**DATA FOR THIS TASK**
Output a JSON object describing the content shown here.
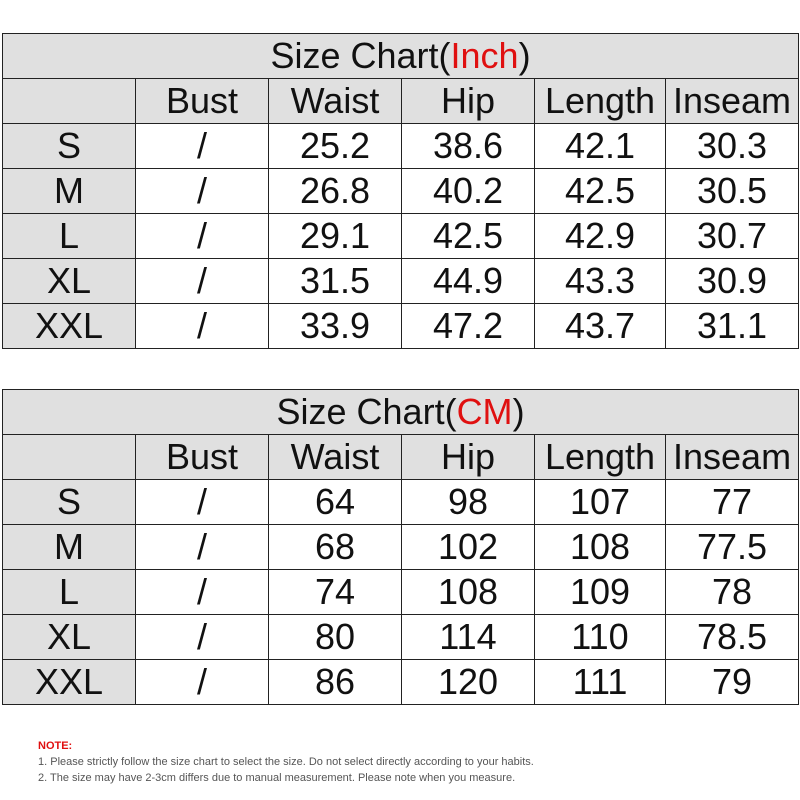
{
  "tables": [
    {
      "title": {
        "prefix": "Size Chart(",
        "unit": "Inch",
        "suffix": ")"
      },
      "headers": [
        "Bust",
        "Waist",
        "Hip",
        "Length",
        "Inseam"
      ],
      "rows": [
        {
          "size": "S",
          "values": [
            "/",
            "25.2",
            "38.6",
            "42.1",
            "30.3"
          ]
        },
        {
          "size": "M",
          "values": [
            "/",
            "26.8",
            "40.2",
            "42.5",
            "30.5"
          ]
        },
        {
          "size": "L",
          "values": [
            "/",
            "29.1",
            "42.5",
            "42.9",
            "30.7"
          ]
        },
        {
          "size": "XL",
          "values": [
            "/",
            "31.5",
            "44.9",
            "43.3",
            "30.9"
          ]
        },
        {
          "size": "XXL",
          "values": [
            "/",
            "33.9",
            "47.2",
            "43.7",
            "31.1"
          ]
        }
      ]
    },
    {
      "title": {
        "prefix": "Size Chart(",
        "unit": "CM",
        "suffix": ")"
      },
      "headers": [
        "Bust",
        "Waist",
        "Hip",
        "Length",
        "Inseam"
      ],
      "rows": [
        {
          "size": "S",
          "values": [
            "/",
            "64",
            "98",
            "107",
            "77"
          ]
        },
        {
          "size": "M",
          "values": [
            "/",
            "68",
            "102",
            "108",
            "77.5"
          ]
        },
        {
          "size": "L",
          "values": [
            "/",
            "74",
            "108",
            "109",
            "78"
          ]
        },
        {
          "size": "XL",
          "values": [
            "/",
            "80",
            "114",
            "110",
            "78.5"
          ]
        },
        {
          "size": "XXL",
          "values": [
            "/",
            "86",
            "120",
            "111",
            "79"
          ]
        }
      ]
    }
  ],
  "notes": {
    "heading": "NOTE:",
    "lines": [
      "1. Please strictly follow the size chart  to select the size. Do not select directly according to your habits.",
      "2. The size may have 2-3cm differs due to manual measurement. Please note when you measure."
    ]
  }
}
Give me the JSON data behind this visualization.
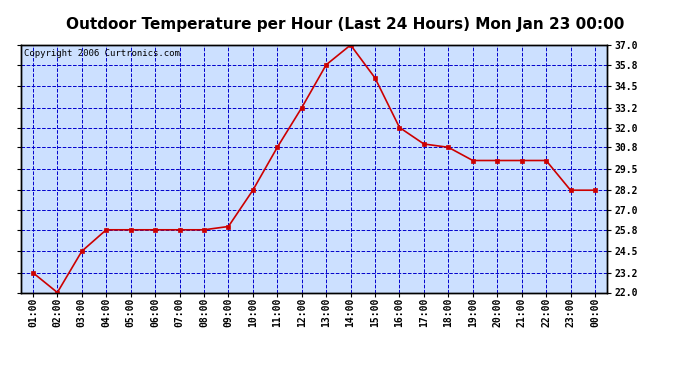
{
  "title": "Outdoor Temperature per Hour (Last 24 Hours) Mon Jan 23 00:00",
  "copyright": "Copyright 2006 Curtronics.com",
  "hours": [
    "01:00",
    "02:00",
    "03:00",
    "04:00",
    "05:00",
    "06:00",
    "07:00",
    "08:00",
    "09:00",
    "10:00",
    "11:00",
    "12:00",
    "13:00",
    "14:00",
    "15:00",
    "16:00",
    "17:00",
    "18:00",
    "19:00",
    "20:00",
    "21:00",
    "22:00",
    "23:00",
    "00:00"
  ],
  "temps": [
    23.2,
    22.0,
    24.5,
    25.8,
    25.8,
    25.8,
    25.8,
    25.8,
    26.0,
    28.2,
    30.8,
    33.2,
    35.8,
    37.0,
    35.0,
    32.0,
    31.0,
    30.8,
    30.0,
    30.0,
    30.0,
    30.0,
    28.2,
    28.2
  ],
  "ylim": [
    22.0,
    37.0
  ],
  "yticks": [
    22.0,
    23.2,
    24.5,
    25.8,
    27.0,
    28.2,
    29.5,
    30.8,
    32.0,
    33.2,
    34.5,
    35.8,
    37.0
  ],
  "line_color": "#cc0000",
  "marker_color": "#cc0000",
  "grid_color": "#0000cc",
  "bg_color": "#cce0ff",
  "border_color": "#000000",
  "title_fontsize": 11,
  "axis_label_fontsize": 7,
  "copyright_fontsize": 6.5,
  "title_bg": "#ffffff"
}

**DESCRIPTION OF THE TASK**
The records above must be printed exactly; the pictures stay out.

**CORRECT ANSWER**
Output a JSON object describing the content shown here.
{
  "tables": [
    {
      "title": {
        "prefix": "Size Chart(",
        "unit": "Inch",
        "suffix": ")"
      },
      "headers": [
        "Bust",
        "Waist",
        "Hip",
        "Length",
        "Inseam"
      ],
      "rows": [
        {
          "size": "S",
          "values": [
            "/",
            "25.2",
            "38.6",
            "42.1",
            "30.3"
          ]
        },
        {
          "size": "M",
          "values": [
            "/",
            "26.8",
            "40.2",
            "42.5",
            "30.5"
          ]
        },
        {
          "size": "L",
          "values": [
            "/",
            "29.1",
            "42.5",
            "42.9",
            "30.7"
          ]
        },
        {
          "size": "XL",
          "values": [
            "/",
            "31.5",
            "44.9",
            "43.3",
            "30.9"
          ]
        },
        {
          "size": "XXL",
          "values": [
            "/",
            "33.9",
            "47.2",
            "43.7",
            "31.1"
          ]
        }
      ]
    },
    {
      "title": {
        "prefix": "Size Chart(",
        "unit": "CM",
        "suffix": ")"
      },
      "headers": [
        "Bust",
        "Waist",
        "Hip",
        "Length",
        "Inseam"
      ],
      "rows": [
        {
          "size": "S",
          "values": [
            "/",
            "64",
            "98",
            "107",
            "77"
          ]
        },
        {
          "size": "M",
          "values": [
            "/",
            "68",
            "102",
            "108",
            "77.5"
          ]
        },
        {
          "size": "L",
          "values": [
            "/",
            "74",
            "108",
            "109",
            "78"
          ]
        },
        {
          "size": "XL",
          "values": [
            "/",
            "80",
            "114",
            "110",
            "78.5"
          ]
        },
        {
          "size": "XXL",
          "values": [
            "/",
            "86",
            "120",
            "111",
            "79"
          ]
        }
      ]
    }
  ],
  "notes": {
    "heading": "NOTE:",
    "lines": [
      "1. Please strictly follow the size chart  to select the size. Do not select directly according to your habits.",
      "2. The size may have 2-3cm differs due to manual measurement. Please note when you measure."
    ]
  }
}
Give me the JSON data behind this visualization.
{
  "title": "Outdoor Temperature per Hour (Last 24 Hours) Mon Jan 23 00:00",
  "copyright": "Copyright 2006 Curtronics.com",
  "hours": [
    "01:00",
    "02:00",
    "03:00",
    "04:00",
    "05:00",
    "06:00",
    "07:00",
    "08:00",
    "09:00",
    "10:00",
    "11:00",
    "12:00",
    "13:00",
    "14:00",
    "15:00",
    "16:00",
    "17:00",
    "18:00",
    "19:00",
    "20:00",
    "21:00",
    "22:00",
    "23:00",
    "00:00"
  ],
  "temps": [
    23.2,
    22.0,
    24.5,
    25.8,
    25.8,
    25.8,
    25.8,
    25.8,
    26.0,
    28.2,
    30.8,
    33.2,
    35.8,
    37.0,
    35.0,
    32.0,
    31.0,
    30.8,
    30.0,
    30.0,
    30.0,
    30.0,
    28.2,
    28.2
  ],
  "ylim": [
    22.0,
    37.0
  ],
  "yticks": [
    22.0,
    23.2,
    24.5,
    25.8,
    27.0,
    28.2,
    29.5,
    30.8,
    32.0,
    33.2,
    34.5,
    35.8,
    37.0
  ],
  "line_color": "#cc0000",
  "marker_color": "#cc0000",
  "grid_color": "#0000cc",
  "bg_color": "#cce0ff",
  "border_color": "#000000",
  "title_fontsize": 11,
  "axis_label_fontsize": 7,
  "copyright_fontsize": 6.5,
  "title_bg": "#ffffff"
}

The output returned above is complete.